Job = Could you copy the data below verbatim, covering the stretch from the start of the data through the line that contains "y-tick-label: 108 [137,89,192,132]"?

◆ ◆ ◆ ◆ ◆ ◆ ◆

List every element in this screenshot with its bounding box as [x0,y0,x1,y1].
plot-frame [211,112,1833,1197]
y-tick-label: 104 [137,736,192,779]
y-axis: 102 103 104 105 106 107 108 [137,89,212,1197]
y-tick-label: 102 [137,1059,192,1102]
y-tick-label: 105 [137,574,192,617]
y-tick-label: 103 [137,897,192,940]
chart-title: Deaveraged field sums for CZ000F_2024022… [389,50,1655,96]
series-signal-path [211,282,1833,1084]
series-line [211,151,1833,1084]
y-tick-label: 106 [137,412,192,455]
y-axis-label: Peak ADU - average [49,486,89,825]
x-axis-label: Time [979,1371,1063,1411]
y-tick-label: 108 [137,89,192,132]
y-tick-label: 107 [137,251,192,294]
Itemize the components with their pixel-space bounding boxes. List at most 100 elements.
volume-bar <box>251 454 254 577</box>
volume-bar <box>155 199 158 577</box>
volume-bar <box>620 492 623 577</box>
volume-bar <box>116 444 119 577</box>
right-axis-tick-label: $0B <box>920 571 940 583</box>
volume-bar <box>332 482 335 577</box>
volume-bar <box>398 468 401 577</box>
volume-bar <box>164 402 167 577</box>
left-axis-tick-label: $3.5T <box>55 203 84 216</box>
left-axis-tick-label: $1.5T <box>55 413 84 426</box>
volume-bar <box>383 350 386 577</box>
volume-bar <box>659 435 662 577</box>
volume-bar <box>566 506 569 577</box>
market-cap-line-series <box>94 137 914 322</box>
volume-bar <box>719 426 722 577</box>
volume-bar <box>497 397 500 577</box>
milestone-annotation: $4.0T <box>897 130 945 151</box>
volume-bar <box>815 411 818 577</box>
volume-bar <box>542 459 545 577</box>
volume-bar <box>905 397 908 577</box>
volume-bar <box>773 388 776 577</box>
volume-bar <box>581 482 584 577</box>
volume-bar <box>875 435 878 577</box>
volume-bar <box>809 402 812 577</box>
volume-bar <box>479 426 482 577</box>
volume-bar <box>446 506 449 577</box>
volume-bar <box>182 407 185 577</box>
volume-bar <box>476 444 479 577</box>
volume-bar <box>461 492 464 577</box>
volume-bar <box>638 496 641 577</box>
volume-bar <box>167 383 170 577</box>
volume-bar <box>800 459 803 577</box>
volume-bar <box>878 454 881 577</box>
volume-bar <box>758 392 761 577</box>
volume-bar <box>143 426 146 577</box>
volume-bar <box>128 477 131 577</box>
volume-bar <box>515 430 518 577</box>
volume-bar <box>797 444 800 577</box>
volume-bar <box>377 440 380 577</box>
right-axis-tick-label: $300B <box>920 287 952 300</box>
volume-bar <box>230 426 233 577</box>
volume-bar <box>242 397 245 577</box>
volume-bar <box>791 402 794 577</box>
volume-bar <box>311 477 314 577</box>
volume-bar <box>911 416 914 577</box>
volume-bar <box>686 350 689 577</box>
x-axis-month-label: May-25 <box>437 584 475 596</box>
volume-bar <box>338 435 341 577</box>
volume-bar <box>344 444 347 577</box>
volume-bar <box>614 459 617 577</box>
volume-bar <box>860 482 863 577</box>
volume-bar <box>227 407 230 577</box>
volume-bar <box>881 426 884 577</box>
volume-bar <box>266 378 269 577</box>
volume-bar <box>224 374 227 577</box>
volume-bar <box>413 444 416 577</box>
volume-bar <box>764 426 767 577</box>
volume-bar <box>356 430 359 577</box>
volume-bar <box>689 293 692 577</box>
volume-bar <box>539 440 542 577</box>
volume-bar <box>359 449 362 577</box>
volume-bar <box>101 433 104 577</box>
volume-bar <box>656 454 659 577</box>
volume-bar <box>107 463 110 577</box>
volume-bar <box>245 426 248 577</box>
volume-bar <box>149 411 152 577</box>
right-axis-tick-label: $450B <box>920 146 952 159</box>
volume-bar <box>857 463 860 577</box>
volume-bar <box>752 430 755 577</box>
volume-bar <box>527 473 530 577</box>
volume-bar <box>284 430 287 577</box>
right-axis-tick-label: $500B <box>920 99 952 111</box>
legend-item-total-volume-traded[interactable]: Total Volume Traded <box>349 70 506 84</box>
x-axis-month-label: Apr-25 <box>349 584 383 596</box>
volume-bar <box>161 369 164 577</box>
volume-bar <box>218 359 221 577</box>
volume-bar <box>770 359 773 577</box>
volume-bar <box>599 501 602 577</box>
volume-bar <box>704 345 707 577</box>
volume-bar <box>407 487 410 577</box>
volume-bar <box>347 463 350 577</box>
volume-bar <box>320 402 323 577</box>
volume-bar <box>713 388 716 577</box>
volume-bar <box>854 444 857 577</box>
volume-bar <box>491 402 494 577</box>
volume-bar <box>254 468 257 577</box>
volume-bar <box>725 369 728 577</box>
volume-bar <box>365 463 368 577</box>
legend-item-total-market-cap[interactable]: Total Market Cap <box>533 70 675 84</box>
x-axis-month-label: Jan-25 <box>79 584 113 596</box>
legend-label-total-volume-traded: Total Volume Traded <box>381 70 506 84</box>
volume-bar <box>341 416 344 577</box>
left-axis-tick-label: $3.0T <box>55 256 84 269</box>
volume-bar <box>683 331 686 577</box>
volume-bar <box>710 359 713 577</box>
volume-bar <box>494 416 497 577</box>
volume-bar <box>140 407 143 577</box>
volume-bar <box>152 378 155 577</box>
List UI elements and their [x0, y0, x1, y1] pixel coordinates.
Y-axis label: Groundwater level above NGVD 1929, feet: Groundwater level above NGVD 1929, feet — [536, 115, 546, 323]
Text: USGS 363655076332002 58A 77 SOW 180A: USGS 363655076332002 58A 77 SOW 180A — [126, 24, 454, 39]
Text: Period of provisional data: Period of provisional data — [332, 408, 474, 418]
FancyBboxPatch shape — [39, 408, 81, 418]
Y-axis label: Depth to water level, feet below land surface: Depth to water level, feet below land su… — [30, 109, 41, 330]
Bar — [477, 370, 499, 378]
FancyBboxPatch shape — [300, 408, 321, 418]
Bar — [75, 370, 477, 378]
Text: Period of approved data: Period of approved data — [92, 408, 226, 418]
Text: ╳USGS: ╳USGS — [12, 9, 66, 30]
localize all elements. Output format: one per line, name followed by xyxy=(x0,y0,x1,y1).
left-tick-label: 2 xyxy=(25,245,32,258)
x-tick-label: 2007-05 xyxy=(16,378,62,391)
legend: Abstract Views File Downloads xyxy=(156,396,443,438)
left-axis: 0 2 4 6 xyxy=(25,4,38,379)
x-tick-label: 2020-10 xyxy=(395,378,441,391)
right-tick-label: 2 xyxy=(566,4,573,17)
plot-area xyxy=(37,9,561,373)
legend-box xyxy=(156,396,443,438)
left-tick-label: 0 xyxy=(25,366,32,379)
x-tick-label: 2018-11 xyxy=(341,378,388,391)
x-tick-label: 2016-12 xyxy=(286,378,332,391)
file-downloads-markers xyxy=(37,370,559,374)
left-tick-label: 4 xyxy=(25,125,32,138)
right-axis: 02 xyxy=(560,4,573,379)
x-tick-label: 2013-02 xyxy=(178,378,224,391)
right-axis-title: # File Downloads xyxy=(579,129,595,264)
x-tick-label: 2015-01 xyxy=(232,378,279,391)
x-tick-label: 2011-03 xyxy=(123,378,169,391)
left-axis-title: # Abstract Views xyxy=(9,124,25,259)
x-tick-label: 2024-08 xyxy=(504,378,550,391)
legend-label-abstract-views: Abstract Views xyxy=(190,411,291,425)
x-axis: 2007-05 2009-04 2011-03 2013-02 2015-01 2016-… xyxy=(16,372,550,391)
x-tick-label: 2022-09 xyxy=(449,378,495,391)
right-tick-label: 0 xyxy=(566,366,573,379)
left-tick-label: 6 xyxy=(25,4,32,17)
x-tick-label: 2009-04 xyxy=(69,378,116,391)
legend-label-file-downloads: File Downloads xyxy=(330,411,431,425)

◆ ◆ ◆ ◆ ◆ ◆ ◆

Expected answer =
List every element in this screenshot with its bounding box as [x0,y0,x1,y1].
plot-frame [211,112,1833,1197]
y-tick-label: 104 [137,736,192,779]
y-axis: 102 103 104 105 106 107 108 [137,89,212,1197]
y-tick-label: 102 [137,1059,192,1102]
y-tick-label: 105 [137,574,192,617]
y-tick-label: 103 [137,897,192,940]
chart-title: Deaveraged field sums for CZ000F_2024022… [389,50,1655,96]
series-signal-path [211,282,1833,1084]
series-line [211,151,1833,1084]
y-tick-label: 106 [137,412,192,455]
y-axis-label: Peak ADU - average [49,486,89,825]
x-axis-label: Time [979,1371,1063,1411]
y-tick-label: 108 [137,89,192,132]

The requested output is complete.